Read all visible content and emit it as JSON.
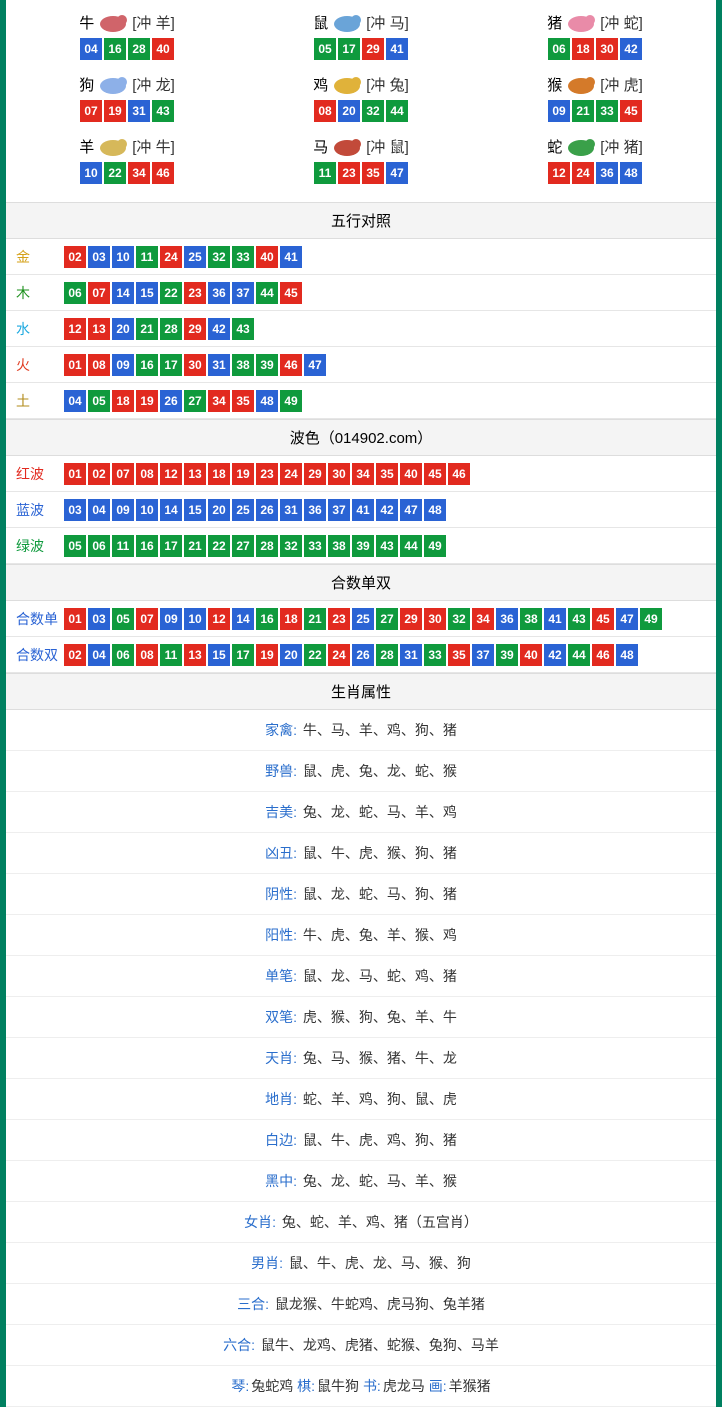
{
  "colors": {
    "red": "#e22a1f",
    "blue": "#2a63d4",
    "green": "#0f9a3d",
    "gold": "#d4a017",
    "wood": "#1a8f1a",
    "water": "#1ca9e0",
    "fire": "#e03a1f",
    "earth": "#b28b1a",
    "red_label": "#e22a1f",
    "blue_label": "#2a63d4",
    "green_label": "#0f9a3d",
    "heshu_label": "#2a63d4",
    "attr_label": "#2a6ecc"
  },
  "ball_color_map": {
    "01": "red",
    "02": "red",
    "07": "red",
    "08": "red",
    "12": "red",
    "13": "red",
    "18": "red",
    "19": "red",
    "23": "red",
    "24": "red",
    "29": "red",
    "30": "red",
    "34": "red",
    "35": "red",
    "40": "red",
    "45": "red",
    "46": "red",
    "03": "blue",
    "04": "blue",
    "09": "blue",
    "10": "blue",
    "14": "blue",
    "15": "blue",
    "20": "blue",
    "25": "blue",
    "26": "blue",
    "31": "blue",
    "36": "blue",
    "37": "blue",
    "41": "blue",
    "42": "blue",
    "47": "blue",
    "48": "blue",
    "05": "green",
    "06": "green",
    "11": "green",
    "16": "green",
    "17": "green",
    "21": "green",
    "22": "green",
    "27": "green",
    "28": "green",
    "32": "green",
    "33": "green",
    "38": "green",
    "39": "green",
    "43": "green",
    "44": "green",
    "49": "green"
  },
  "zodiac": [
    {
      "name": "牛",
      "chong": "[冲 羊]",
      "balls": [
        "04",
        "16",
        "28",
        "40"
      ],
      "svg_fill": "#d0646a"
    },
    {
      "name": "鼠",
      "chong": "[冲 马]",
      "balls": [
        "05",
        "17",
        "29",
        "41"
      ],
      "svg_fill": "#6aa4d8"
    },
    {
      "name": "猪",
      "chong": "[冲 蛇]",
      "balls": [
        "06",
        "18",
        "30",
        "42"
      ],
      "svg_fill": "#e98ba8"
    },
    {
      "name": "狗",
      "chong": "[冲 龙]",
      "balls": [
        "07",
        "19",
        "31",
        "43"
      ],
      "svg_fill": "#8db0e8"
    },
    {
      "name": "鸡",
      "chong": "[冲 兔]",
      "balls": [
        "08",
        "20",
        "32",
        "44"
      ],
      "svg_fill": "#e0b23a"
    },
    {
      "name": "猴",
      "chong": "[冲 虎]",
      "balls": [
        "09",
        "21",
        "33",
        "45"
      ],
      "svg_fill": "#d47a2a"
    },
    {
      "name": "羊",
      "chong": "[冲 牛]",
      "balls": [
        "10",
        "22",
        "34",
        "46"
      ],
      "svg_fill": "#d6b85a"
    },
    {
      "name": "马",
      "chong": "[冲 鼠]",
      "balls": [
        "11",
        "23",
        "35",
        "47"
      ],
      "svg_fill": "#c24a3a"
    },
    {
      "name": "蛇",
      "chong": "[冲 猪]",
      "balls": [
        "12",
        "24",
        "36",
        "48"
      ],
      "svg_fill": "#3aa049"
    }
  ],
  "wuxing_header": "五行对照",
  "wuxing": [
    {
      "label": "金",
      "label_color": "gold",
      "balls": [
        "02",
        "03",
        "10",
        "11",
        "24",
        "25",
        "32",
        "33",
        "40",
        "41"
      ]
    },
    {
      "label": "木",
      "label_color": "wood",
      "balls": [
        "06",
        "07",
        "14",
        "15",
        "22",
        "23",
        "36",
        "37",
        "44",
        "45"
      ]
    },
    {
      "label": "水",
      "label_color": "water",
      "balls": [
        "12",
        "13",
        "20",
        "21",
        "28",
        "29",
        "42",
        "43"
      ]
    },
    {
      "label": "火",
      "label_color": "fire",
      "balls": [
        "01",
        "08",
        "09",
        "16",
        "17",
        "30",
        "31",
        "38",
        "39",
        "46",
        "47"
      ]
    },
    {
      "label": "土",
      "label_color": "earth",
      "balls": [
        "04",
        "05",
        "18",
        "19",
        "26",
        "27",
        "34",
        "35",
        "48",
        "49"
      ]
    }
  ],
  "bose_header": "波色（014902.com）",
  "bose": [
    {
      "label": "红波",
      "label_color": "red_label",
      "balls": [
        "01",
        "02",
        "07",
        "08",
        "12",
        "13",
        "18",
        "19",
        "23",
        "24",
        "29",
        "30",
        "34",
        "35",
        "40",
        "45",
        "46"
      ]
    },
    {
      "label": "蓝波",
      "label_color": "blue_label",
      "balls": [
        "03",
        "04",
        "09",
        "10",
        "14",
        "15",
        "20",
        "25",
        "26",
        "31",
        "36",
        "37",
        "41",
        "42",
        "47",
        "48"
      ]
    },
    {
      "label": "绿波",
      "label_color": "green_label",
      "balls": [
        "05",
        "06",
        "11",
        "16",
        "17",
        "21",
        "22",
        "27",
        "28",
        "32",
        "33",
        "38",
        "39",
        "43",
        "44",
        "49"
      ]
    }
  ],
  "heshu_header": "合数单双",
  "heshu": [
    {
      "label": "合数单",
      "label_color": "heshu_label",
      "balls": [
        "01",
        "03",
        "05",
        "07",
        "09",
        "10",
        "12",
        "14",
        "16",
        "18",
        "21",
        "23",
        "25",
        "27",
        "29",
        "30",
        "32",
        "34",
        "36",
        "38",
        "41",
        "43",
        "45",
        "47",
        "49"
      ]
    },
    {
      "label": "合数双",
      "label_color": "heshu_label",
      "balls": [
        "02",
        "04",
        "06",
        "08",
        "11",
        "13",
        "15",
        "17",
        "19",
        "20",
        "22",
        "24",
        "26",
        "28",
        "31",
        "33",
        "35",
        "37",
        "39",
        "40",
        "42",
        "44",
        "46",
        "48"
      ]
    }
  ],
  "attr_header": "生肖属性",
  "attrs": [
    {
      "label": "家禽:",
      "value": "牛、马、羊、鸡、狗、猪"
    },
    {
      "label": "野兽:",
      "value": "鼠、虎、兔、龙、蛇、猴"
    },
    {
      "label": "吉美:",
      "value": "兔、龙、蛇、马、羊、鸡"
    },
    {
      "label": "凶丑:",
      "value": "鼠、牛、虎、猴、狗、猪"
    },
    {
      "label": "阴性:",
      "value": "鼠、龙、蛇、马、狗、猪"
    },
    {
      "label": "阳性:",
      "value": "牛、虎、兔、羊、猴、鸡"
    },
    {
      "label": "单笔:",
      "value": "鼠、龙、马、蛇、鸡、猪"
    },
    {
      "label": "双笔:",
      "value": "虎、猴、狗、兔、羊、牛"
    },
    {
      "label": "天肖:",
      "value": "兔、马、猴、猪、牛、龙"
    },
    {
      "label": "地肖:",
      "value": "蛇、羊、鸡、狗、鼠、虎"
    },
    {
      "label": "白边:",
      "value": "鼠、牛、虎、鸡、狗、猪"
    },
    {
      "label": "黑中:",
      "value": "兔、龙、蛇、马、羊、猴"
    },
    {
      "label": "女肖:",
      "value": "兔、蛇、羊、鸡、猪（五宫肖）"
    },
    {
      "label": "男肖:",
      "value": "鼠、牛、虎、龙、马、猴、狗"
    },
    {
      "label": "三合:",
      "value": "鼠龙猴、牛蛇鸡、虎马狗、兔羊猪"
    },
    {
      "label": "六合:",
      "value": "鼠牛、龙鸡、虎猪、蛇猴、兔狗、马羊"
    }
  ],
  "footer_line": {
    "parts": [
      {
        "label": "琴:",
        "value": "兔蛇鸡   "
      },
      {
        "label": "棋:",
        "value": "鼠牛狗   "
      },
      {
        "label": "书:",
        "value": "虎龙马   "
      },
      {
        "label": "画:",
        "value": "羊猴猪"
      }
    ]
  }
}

::::

**Problem to work on**:
Extract every line of the data exactly; pictures stay out.

**Answer for the task**:
Read all visible content and emit it as JSON.
{
  "colors": {
    "red": "#e22a1f",
    "blue": "#2a63d4",
    "green": "#0f9a3d",
    "gold": "#d4a017",
    "wood": "#1a8f1a",
    "water": "#1ca9e0",
    "fire": "#e03a1f",
    "earth": "#b28b1a",
    "red_label": "#e22a1f",
    "blue_label": "#2a63d4",
    "green_label": "#0f9a3d",
    "heshu_label": "#2a63d4",
    "attr_label": "#2a6ecc"
  },
  "ball_color_map": {
    "01": "red",
    "02": "red",
    "07": "red",
    "08": "red",
    "12": "red",
    "13": "red",
    "18": "red",
    "19": "red",
    "23": "red",
    "24": "red",
    "29": "red",
    "30": "red",
    "34": "red",
    "35": "red",
    "40": "red",
    "45": "red",
    "46": "red",
    "03": "blue",
    "04": "blue",
    "09": "blue",
    "10": "blue",
    "14": "blue",
    "15": "blue",
    "20": "blue",
    "25": "blue",
    "26": "blue",
    "31": "blue",
    "36": "blue",
    "37": "blue",
    "41": "blue",
    "42": "blue",
    "47": "blue",
    "48": "blue",
    "05": "green",
    "06": "green",
    "11": "green",
    "16": "green",
    "17": "green",
    "21": "green",
    "22": "green",
    "27": "green",
    "28": "green",
    "32": "green",
    "33": "green",
    "38": "green",
    "39": "green",
    "43": "green",
    "44": "green",
    "49": "green"
  },
  "zodiac": [
    {
      "name": "牛",
      "chong": "[冲 羊]",
      "balls": [
        "04",
        "16",
        "28",
        "40"
      ],
      "svg_fill": "#d0646a"
    },
    {
      "name": "鼠",
      "chong": "[冲 马]",
      "balls": [
        "05",
        "17",
        "29",
        "41"
      ],
      "svg_fill": "#6aa4d8"
    },
    {
      "name": "猪",
      "chong": "[冲 蛇]",
      "balls": [
        "06",
        "18",
        "30",
        "42"
      ],
      "svg_fill": "#e98ba8"
    },
    {
      "name": "狗",
      "chong": "[冲 龙]",
      "balls": [
        "07",
        "19",
        "31",
        "43"
      ],
      "svg_fill": "#8db0e8"
    },
    {
      "name": "鸡",
      "chong": "[冲 兔]",
      "balls": [
        "08",
        "20",
        "32",
        "44"
      ],
      "svg_fill": "#e0b23a"
    },
    {
      "name": "猴",
      "chong": "[冲 虎]",
      "balls": [
        "09",
        "21",
        "33",
        "45"
      ],
      "svg_fill": "#d47a2a"
    },
    {
      "name": "羊",
      "chong": "[冲 牛]",
      "balls": [
        "10",
        "22",
        "34",
        "46"
      ],
      "svg_fill": "#d6b85a"
    },
    {
      "name": "马",
      "chong": "[冲 鼠]",
      "balls": [
        "11",
        "23",
        "35",
        "47"
      ],
      "svg_fill": "#c24a3a"
    },
    {
      "name": "蛇",
      "chong": "[冲 猪]",
      "balls": [
        "12",
        "24",
        "36",
        "48"
      ],
      "svg_fill": "#3aa049"
    }
  ],
  "wuxing_header": "五行对照",
  "wuxing": [
    {
      "label": "金",
      "label_color": "gold",
      "balls": [
        "02",
        "03",
        "10",
        "11",
        "24",
        "25",
        "32",
        "33",
        "40",
        "41"
      ]
    },
    {
      "label": "木",
      "label_color": "wood",
      "balls": [
        "06",
        "07",
        "14",
        "15",
        "22",
        "23",
        "36",
        "37",
        "44",
        "45"
      ]
    },
    {
      "label": "水",
      "label_color": "water",
      "balls": [
        "12",
        "13",
        "20",
        "21",
        "28",
        "29",
        "42",
        "43"
      ]
    },
    {
      "label": "火",
      "label_color": "fire",
      "balls": [
        "01",
        "08",
        "09",
        "16",
        "17",
        "30",
        "31",
        "38",
        "39",
        "46",
        "47"
      ]
    },
    {
      "label": "土",
      "label_color": "earth",
      "balls": [
        "04",
        "05",
        "18",
        "19",
        "26",
        "27",
        "34",
        "35",
        "48",
        "49"
      ]
    }
  ],
  "bose_header": "波色（014902.com）",
  "bose": [
    {
      "label": "红波",
      "label_color": "red_label",
      "balls": [
        "01",
        "02",
        "07",
        "08",
        "12",
        "13",
        "18",
        "19",
        "23",
        "24",
        "29",
        "30",
        "34",
        "35",
        "40",
        "45",
        "46"
      ]
    },
    {
      "label": "蓝波",
      "label_color": "blue_label",
      "balls": [
        "03",
        "04",
        "09",
        "10",
        "14",
        "15",
        "20",
        "25",
        "26",
        "31",
        "36",
        "37",
        "41",
        "42",
        "47",
        "48"
      ]
    },
    {
      "label": "绿波",
      "label_color": "green_label",
      "balls": [
        "05",
        "06",
        "11",
        "16",
        "17",
        "21",
        "22",
        "27",
        "28",
        "32",
        "33",
        "38",
        "39",
        "43",
        "44",
        "49"
      ]
    }
  ],
  "heshu_header": "合数单双",
  "heshu": [
    {
      "label": "合数单",
      "label_color": "heshu_label",
      "balls": [
        "01",
        "03",
        "05",
        "07",
        "09",
        "10",
        "12",
        "14",
        "16",
        "18",
        "21",
        "23",
        "25",
        "27",
        "29",
        "30",
        "32",
        "34",
        "36",
        "38",
        "41",
        "43",
        "45",
        "47",
        "49"
      ]
    },
    {
      "label": "合数双",
      "label_color": "heshu_label",
      "balls": [
        "02",
        "04",
        "06",
        "08",
        "11",
        "13",
        "15",
        "17",
        "19",
        "20",
        "22",
        "24",
        "26",
        "28",
        "31",
        "33",
        "35",
        "37",
        "39",
        "40",
        "42",
        "44",
        "46",
        "48"
      ]
    }
  ],
  "attr_header": "生肖属性",
  "attrs": [
    {
      "label": "家禽:",
      "value": "牛、马、羊、鸡、狗、猪"
    },
    {
      "label": "野兽:",
      "value": "鼠、虎、兔、龙、蛇、猴"
    },
    {
      "label": "吉美:",
      "value": "兔、龙、蛇、马、羊、鸡"
    },
    {
      "label": "凶丑:",
      "value": "鼠、牛、虎、猴、狗、猪"
    },
    {
      "label": "阴性:",
      "value": "鼠、龙、蛇、马、狗、猪"
    },
    {
      "label": "阳性:",
      "value": "牛、虎、兔、羊、猴、鸡"
    },
    {
      "label": "单笔:",
      "value": "鼠、龙、马、蛇、鸡、猪"
    },
    {
      "label": "双笔:",
      "value": "虎、猴、狗、兔、羊、牛"
    },
    {
      "label": "天肖:",
      "value": "兔、马、猴、猪、牛、龙"
    },
    {
      "label": "地肖:",
      "value": "蛇、羊、鸡、狗、鼠、虎"
    },
    {
      "label": "白边:",
      "value": "鼠、牛、虎、鸡、狗、猪"
    },
    {
      "label": "黑中:",
      "value": "兔、龙、蛇、马、羊、猴"
    },
    {
      "label": "女肖:",
      "value": "兔、蛇、羊、鸡、猪（五宫肖）"
    },
    {
      "label": "男肖:",
      "value": "鼠、牛、虎、龙、马、猴、狗"
    },
    {
      "label": "三合:",
      "value": "鼠龙猴、牛蛇鸡、虎马狗、兔羊猪"
    },
    {
      "label": "六合:",
      "value": "鼠牛、龙鸡、虎猪、蛇猴、兔狗、马羊"
    }
  ],
  "footer_line": {
    "parts": [
      {
        "label": "琴:",
        "value": "兔蛇鸡   "
      },
      {
        "label": "棋:",
        "value": "鼠牛狗   "
      },
      {
        "label": "书:",
        "value": "虎龙马   "
      },
      {
        "label": "画:",
        "value": "羊猴猪"
      }
    ]
  }
}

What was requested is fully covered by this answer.